Dataset excerpts –

= = = = = = =

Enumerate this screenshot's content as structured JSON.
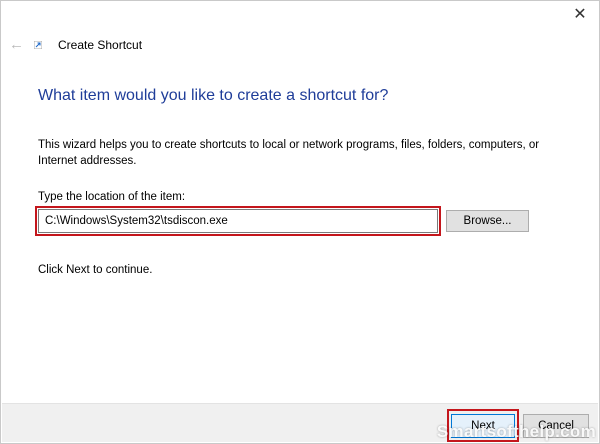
{
  "window": {
    "title": "Create Shortcut",
    "close_glyph": "✕",
    "back_glyph": "←",
    "accent_color": "#1f3d99",
    "highlight_color": "#c4161c"
  },
  "wizard": {
    "heading": "What item would you like to create a shortcut for?",
    "description": "This wizard helps you to create shortcuts to local or network programs, files, folders, computers, or Internet addresses.",
    "location_label": "Type the location of the item:",
    "location_value": "C:\\Windows\\System32\\tsdiscon.exe",
    "browse_label": "Browse...",
    "hint": "Click Next to continue."
  },
  "footer": {
    "next_label": "Next",
    "cancel_label": "Cancel"
  },
  "watermark": {
    "text": "Smartsofthelp.com"
  }
}
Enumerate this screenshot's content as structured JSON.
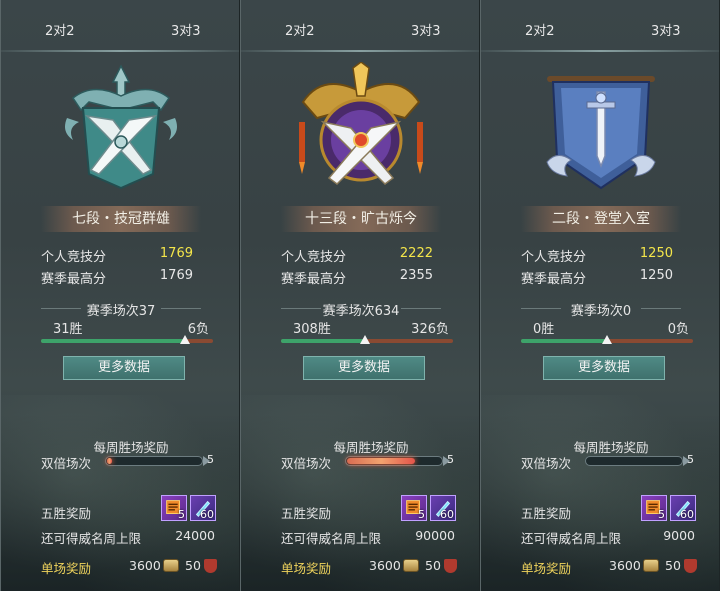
{
  "panels": [
    {
      "tabs": [
        "2对2",
        "3对3"
      ],
      "emblem": "emblem-rank-7-icon",
      "rank_name": "七段・技冠群雄",
      "stats": {
        "personal_label": "个人竞技分",
        "personal_value": "1769",
        "best_label": "赛季最高分",
        "best_value": "1769"
      },
      "season": {
        "title": "赛季场次37",
        "wins": "31胜",
        "losses": "6负",
        "win_ratio": 0.84
      },
      "more_button": "更多数据",
      "weekly": {
        "title": "每周胜场奖励",
        "double_label": "双倍场次",
        "double_count": "5",
        "double_fill": 0.05
      },
      "five_win": {
        "label": "五胜奖励",
        "item1_count": "5",
        "item2_count": "60"
      },
      "cap": {
        "label": "还可得威名周上限",
        "value": "24000"
      },
      "single": {
        "label": "单场奖励",
        "coins": "3600",
        "shields": "50"
      }
    },
    {
      "tabs": [
        "2对2",
        "3对3"
      ],
      "emblem": "emblem-rank-13-icon",
      "rank_name": "十三段・旷古烁今",
      "stats": {
        "personal_label": "个人竞技分",
        "personal_value": "2222",
        "best_label": "赛季最高分",
        "best_value": "2355"
      },
      "season": {
        "title": "赛季场次634",
        "wins": "308胜",
        "losses": "326负",
        "win_ratio": 0.49
      },
      "more_button": "更多数据",
      "weekly": {
        "title": "每周胜场奖励",
        "double_label": "双倍场次",
        "double_count": "5",
        "double_fill": 0.72
      },
      "five_win": {
        "label": "五胜奖励",
        "item1_count": "5",
        "item2_count": "60"
      },
      "cap": {
        "label": "还可得威名周上限",
        "value": "90000"
      },
      "single": {
        "label": "单场奖励",
        "coins": "3600",
        "shields": "50"
      }
    },
    {
      "tabs": [
        "2对2",
        "3对3"
      ],
      "emblem": "emblem-rank-2-icon",
      "rank_name": "二段・登堂入室",
      "stats": {
        "personal_label": "个人竞技分",
        "personal_value": "1250",
        "best_label": "赛季最高分",
        "best_value": "1250"
      },
      "season": {
        "title": "赛季场次0",
        "wins": "0胜",
        "losses": "0负",
        "win_ratio": 0.5
      },
      "more_button": "更多数据",
      "weekly": {
        "title": "每周胜场奖励",
        "double_label": "双倍场次",
        "double_count": "5",
        "double_fill": 0.0
      },
      "five_win": {
        "label": "五胜奖励",
        "item1_count": "5",
        "item2_count": "60"
      },
      "cap": {
        "label": "还可得威名周上限",
        "value": "9000"
      },
      "single": {
        "label": "单场奖励",
        "coins": "3600",
        "shields": "50"
      }
    }
  ],
  "colors": {
    "highlight": "#f4e64a",
    "win_bar": "#3da36a",
    "loss_bar": "#8a4a32",
    "button": "#3f716d",
    "single_label": "#f0d45c"
  }
}
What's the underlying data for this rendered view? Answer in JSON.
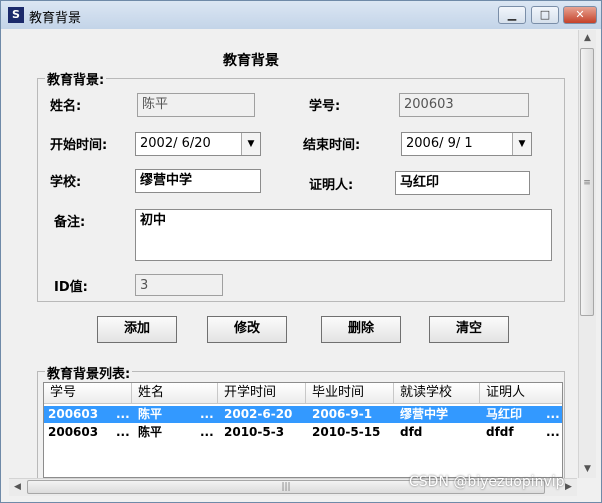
{
  "window": {
    "title": "教育背景",
    "minimize": "▁",
    "maximize": "□",
    "close": "✕",
    "icon_char": "S"
  },
  "form": {
    "page_title": "教育背景",
    "group_title": "教育背景:",
    "name_label": "姓名:",
    "name_value": "陈平",
    "student_no_label": "学号:",
    "student_no_value": "200603",
    "start_label": "开始时间:",
    "start_value": "2002/ 6/20",
    "end_label": "结束时间:",
    "end_value": "2006/ 9/ 1",
    "school_label": "学校:",
    "school_value": "缪营中学",
    "witness_label": "证明人:",
    "witness_value": "马红印",
    "note_label": "备注:",
    "note_value": "初中",
    "id_label": "ID值:",
    "id_value": "3"
  },
  "buttons": {
    "add": "添加",
    "edit": "修改",
    "delete": "删除",
    "clear": "清空"
  },
  "list": {
    "title": "教育背景列表:",
    "columns": [
      "学号",
      "姓名",
      "开学时间",
      "毕业时间",
      "就读学校",
      "证明人"
    ],
    "rows": [
      {
        "student_no": "200603",
        "name": "陈平",
        "start": "2002-6-20",
        "end": "2006-9-1",
        "school": "缪营中学",
        "witness": "马红印",
        "selected": true
      },
      {
        "student_no": "200603",
        "name": "陈平",
        "start": "2010-5-3",
        "end": "2010-5-15",
        "school": "dfd",
        "witness": "dfdf",
        "selected": false
      }
    ],
    "ellipsis": "..."
  },
  "scroll": {
    "up": "▲",
    "down": "▼",
    "left": "◀",
    "right": "▶",
    "grip_v": "≡",
    "grip_h": "|||"
  },
  "watermark": "CSDN @biyezuopinvip"
}
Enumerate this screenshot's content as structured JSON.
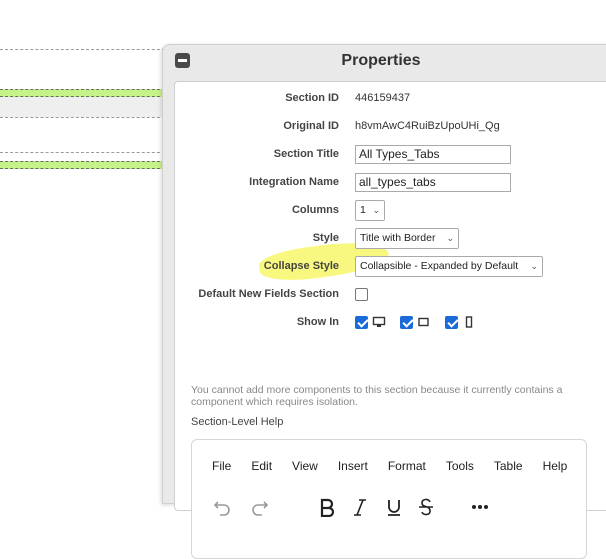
{
  "panel": {
    "title": "Properties"
  },
  "fields": {
    "section_id": {
      "label": "Section ID",
      "value": "446159437"
    },
    "original_id": {
      "label": "Original ID",
      "value": "h8vmAwC4RuiBzUpoUHi_Qg"
    },
    "section_title": {
      "label": "Section Title",
      "value": "All Types_Tabs"
    },
    "integration_name": {
      "label": "Integration Name",
      "value": "all_types_tabs"
    },
    "columns": {
      "label": "Columns",
      "value": "1"
    },
    "style": {
      "label": "Style",
      "value": "Title with Border"
    },
    "collapse_style": {
      "label": "Collapse Style",
      "value": "Collapsible - Expanded by Default"
    },
    "default_new_fields": {
      "label": "Default New Fields Section",
      "checked": false
    },
    "show_in": {
      "label": "Show In",
      "desktop": true,
      "tablet": true,
      "mobile": true
    }
  },
  "warning_text": "You cannot add more components to this section because it currently contains a component which requires isolation.",
  "help_label": "Section-Level Help",
  "editor": {
    "menu": [
      "File",
      "Edit",
      "View",
      "Insert",
      "Format",
      "Tools",
      "Table",
      "Help"
    ]
  },
  "icons": [
    "collapse-icon",
    "desktop-icon",
    "tablet-icon",
    "mobile-icon",
    "undo-icon",
    "redo-icon",
    "bold-icon",
    "italic-icon",
    "underline-icon",
    "strikethrough-icon",
    "more-icon"
  ],
  "colors": {
    "accent": "#1a6ad8",
    "highlight": "#f7f76a",
    "green": "#c6f28a"
  }
}
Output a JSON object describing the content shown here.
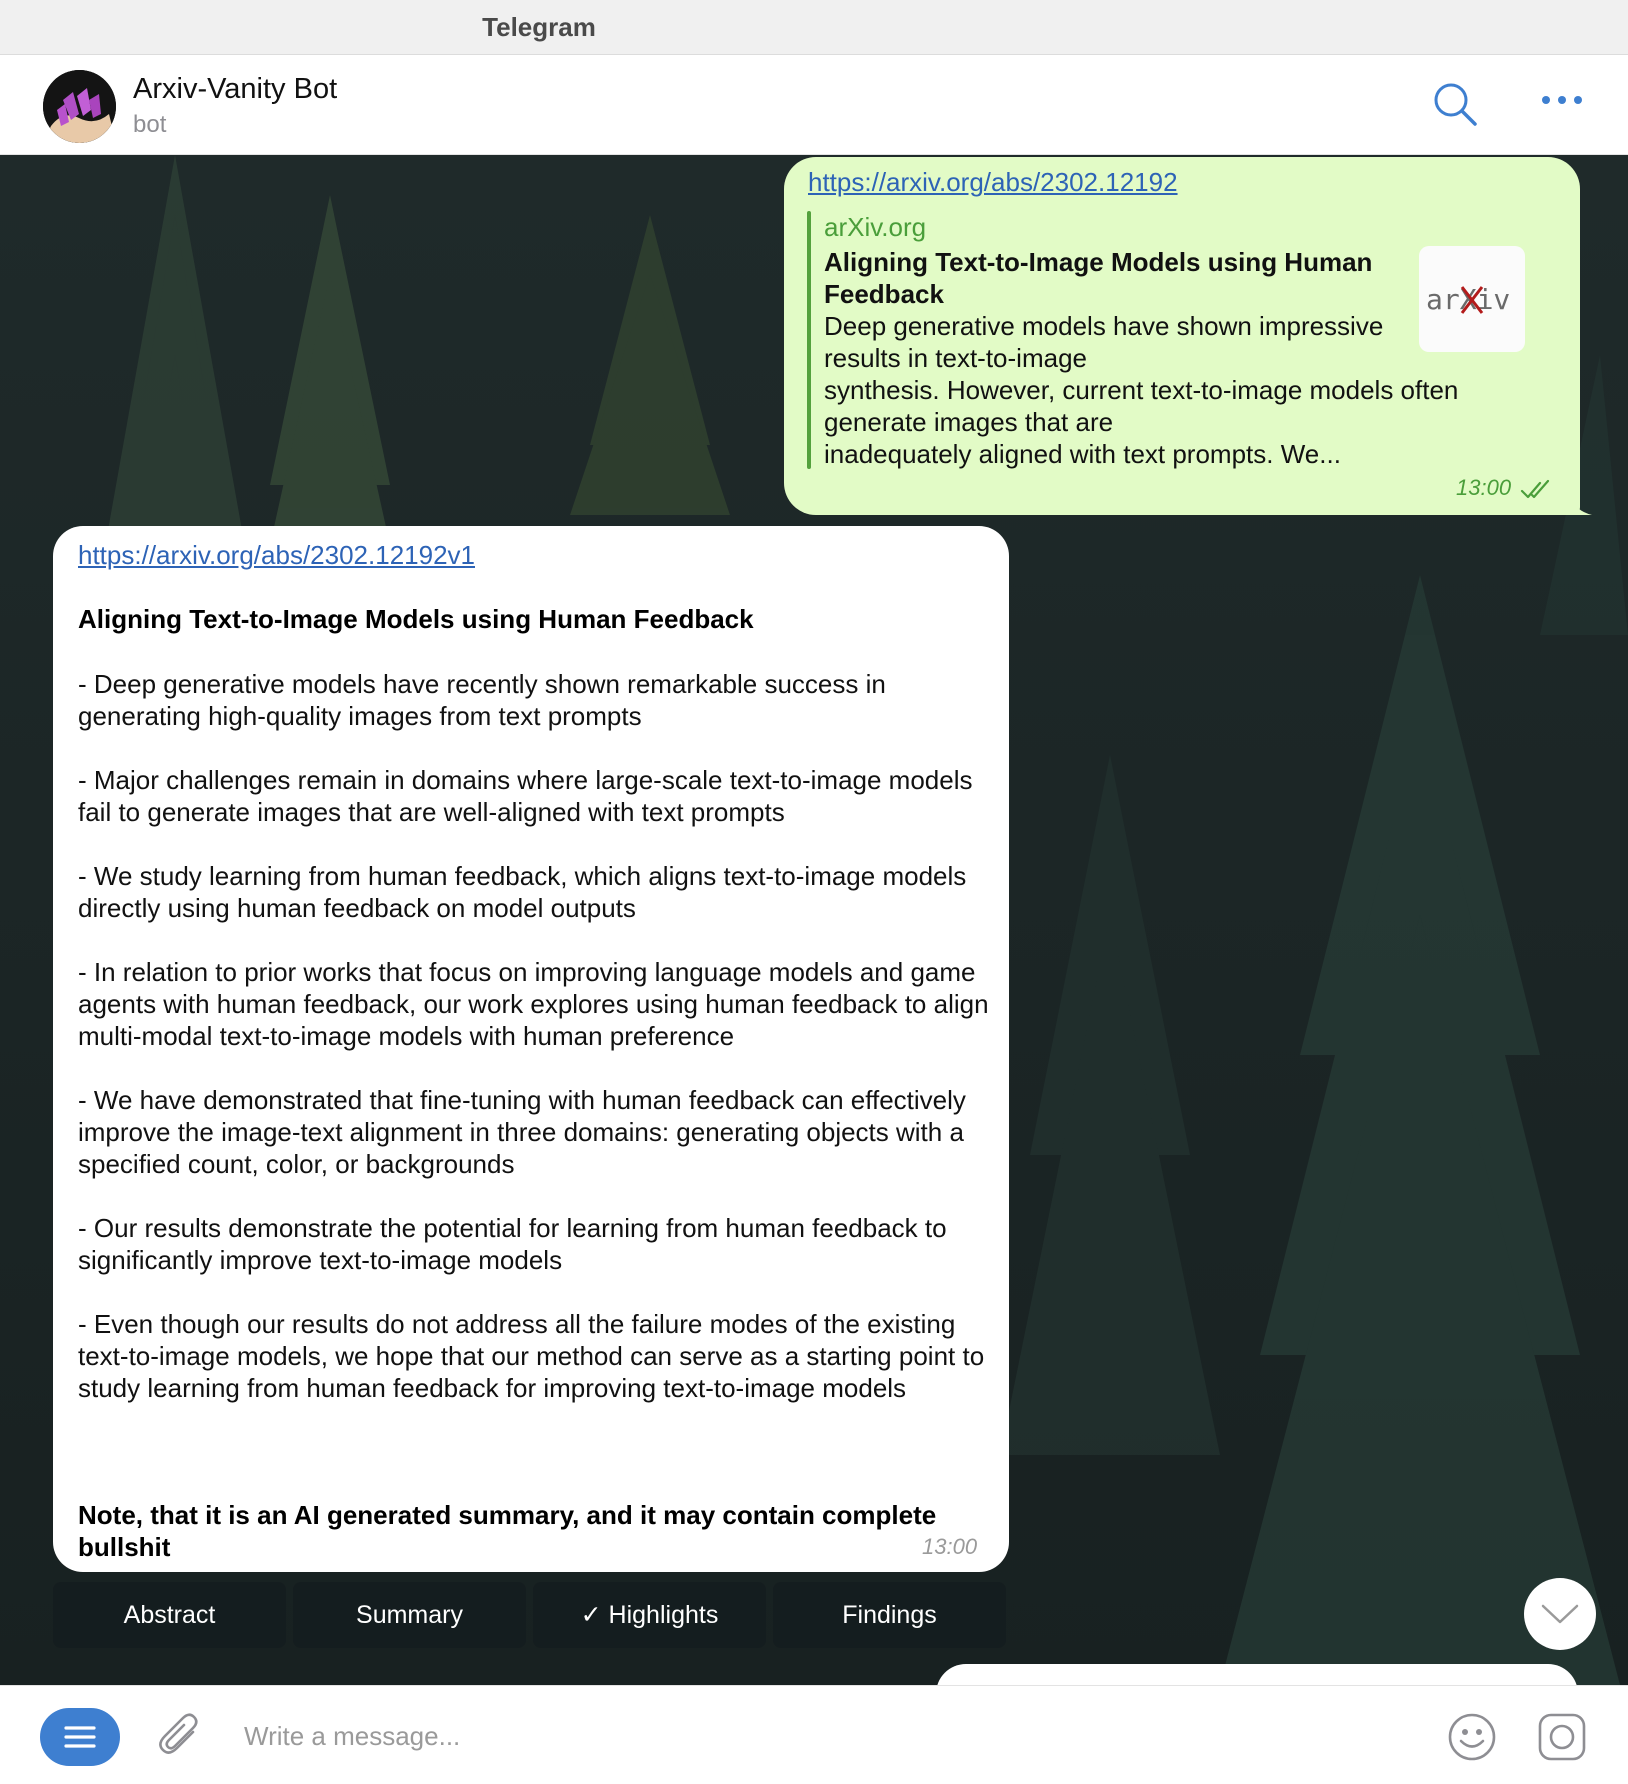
{
  "window": {
    "title": "Telegram"
  },
  "chat": {
    "name": "Arxiv-Vanity Bot",
    "status": "bot"
  },
  "outgoing_message": {
    "link": "https://arxiv.org/abs/2302.12192",
    "preview": {
      "site": "arXiv.org",
      "title": "Aligning Text-to-Image Models using Human Feedback",
      "description": "Deep generative models have shown impressive\nresults in text-to-image\nsynthesis. However, current text-to-image models often\ngenerate images that are\ninadequately aligned with text prompts. We...",
      "thumbnail_text": "arXiv"
    },
    "time": "13:00",
    "status": "read"
  },
  "incoming_message": {
    "link": "https://arxiv.org/abs/2302.12192v1",
    "title": "Aligning Text-to-Image Models using Human Feedback",
    "bullets": [
      "- Deep generative models have recently shown remarkable success in generating high-quality images from text prompts",
      "- Major challenges remain in domains where large-scale text-to-image models fail to generate images that are well-aligned with text prompts",
      "- We study learning from human feedback, which aligns text-to-image models directly using human feedback on model outputs",
      "- In relation to prior works that focus on improving language models and game agents with human feedback, our work explores using human feedback to align multi-modal text-to-image models with human preference",
      "- We have demonstrated that fine-tuning with human feedback can effectively improve the image-text alignment in three domains: generating objects with a specified count, color, or backgrounds",
      "- Our results demonstrate the potential for learning from human feedback to significantly improve text-to-image models",
      "- Even though our results do not address all the failure modes of the existing text-to-image models, we hope that our method can serve as a starting point to study learning from human feedback for improving text-to-image models"
    ],
    "note": "Note, that it is an AI generated summary, and it may contain complete bullshit",
    "time": "13:00"
  },
  "inline_keyboard": [
    {
      "label": "Abstract"
    },
    {
      "label": "Summary"
    },
    {
      "label": "✓ Highlights"
    },
    {
      "label": "Findings"
    }
  ],
  "composer": {
    "placeholder": "Write a message..."
  },
  "colors": {
    "accent": "#3e7fd0",
    "outgoing_bubble": "#e2fbc6",
    "preview_green": "#4a9e3a",
    "link": "#2d63b6"
  },
  "icons": {
    "header": [
      "search-icon",
      "more-icon"
    ],
    "composer": [
      "menu-icon",
      "attach-icon",
      "emoji-icon",
      "camera-icon"
    ],
    "misc": [
      "double-check-icon",
      "chevron-down-icon"
    ]
  }
}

= = = = = = =

WHAT NEEDS TO BE DONE –
Go through the records line by line and count those containing the string "improving". Give only the total.

EXPECTED ANSWER –
2